- [WORK TO DO]
Select the lines below containing the word "name".

- [MATERIAL FOR THIS TASK]
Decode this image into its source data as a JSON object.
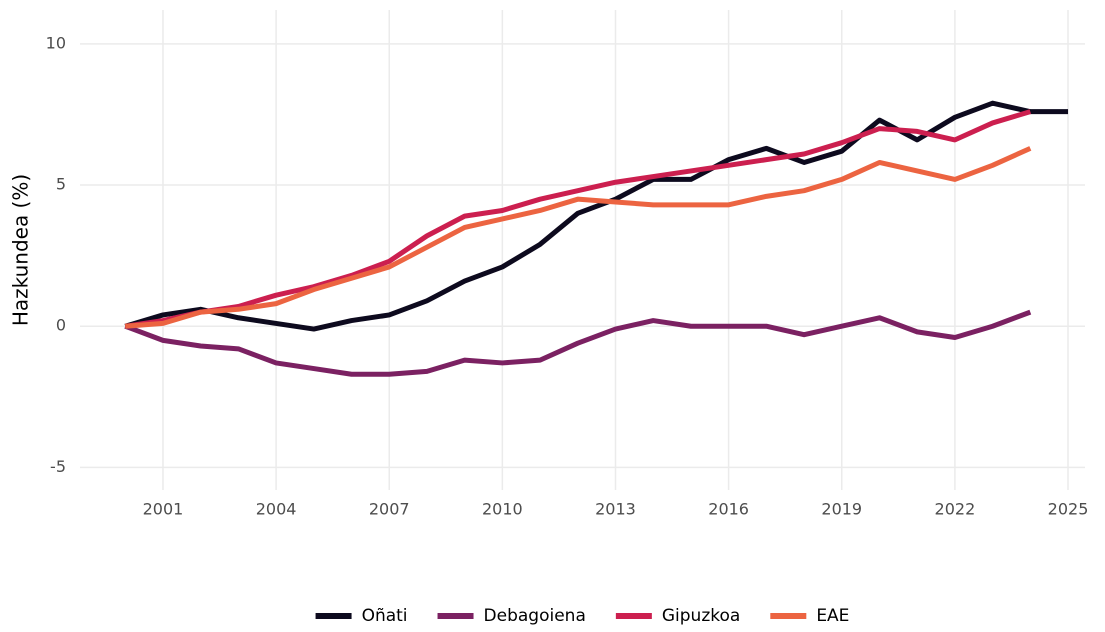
{
  "chart_data": {
    "type": "line",
    "y_label": "Hazkundea (%)",
    "x": [
      2000,
      2001,
      2002,
      2003,
      2004,
      2005,
      2006,
      2007,
      2008,
      2009,
      2010,
      2011,
      2012,
      2013,
      2014,
      2015,
      2016,
      2017,
      2018,
      2019,
      2020,
      2021,
      2022,
      2023,
      2024,
      2025
    ],
    "series": [
      {
        "name": "Oñati",
        "color": "#0d0a1e",
        "values": [
          0,
          0.4,
          0.6,
          0.3,
          0.1,
          -0.1,
          0.2,
          0.4,
          0.9,
          1.6,
          2.1,
          2.9,
          4.0,
          4.5,
          5.2,
          5.2,
          5.9,
          6.3,
          5.8,
          6.2,
          7.3,
          6.6,
          7.4,
          7.9,
          7.6,
          7.6
        ]
      },
      {
        "name": "Debagoiena",
        "color": "#7b2162",
        "values": [
          0,
          -0.5,
          -0.7,
          -0.8,
          -1.3,
          -1.5,
          -1.7,
          -1.7,
          -1.6,
          -1.2,
          -1.3,
          -1.2,
          -0.6,
          -0.1,
          0.2,
          0,
          0,
          0,
          -0.3,
          0,
          0.3,
          -0.2,
          -0.4,
          0,
          0.5,
          null
        ]
      },
      {
        "name": "Gipuzkoa",
        "color": "#cc1f4f",
        "values": [
          0,
          0.2,
          0.5,
          0.7,
          1.1,
          1.4,
          1.8,
          2.3,
          3.2,
          3.9,
          4.1,
          4.5,
          4.8,
          5.1,
          5.3,
          5.5,
          5.7,
          5.9,
          6.1,
          6.5,
          7.0,
          6.9,
          6.6,
          7.2,
          7.6,
          null
        ]
      },
      {
        "name": "EAE",
        "color": "#ec6441",
        "values": [
          0,
          0.1,
          0.5,
          0.6,
          0.8,
          1.3,
          1.7,
          2.1,
          2.8,
          3.5,
          3.8,
          4.1,
          4.5,
          4.4,
          4.3,
          4.3,
          4.3,
          4.6,
          4.8,
          5.2,
          5.8,
          5.5,
          5.2,
          5.7,
          6.3,
          null
        ]
      }
    ],
    "xlim": [
      1998.8,
      2025.45
    ],
    "xticks": [
      2001,
      2004,
      2007,
      2010,
      2013,
      2016,
      2019,
      2022,
      2025
    ],
    "ylim": [
      -5.8,
      11.2
    ],
    "yticks": [
      -5,
      0,
      5,
      10
    ],
    "grid": true,
    "legend": "bottom"
  }
}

- [TASK RESPONSE]
        "name": "Oñati",
        "name": "Debagoiena",
        "name": "Gipuzkoa",
        "name": "EAE",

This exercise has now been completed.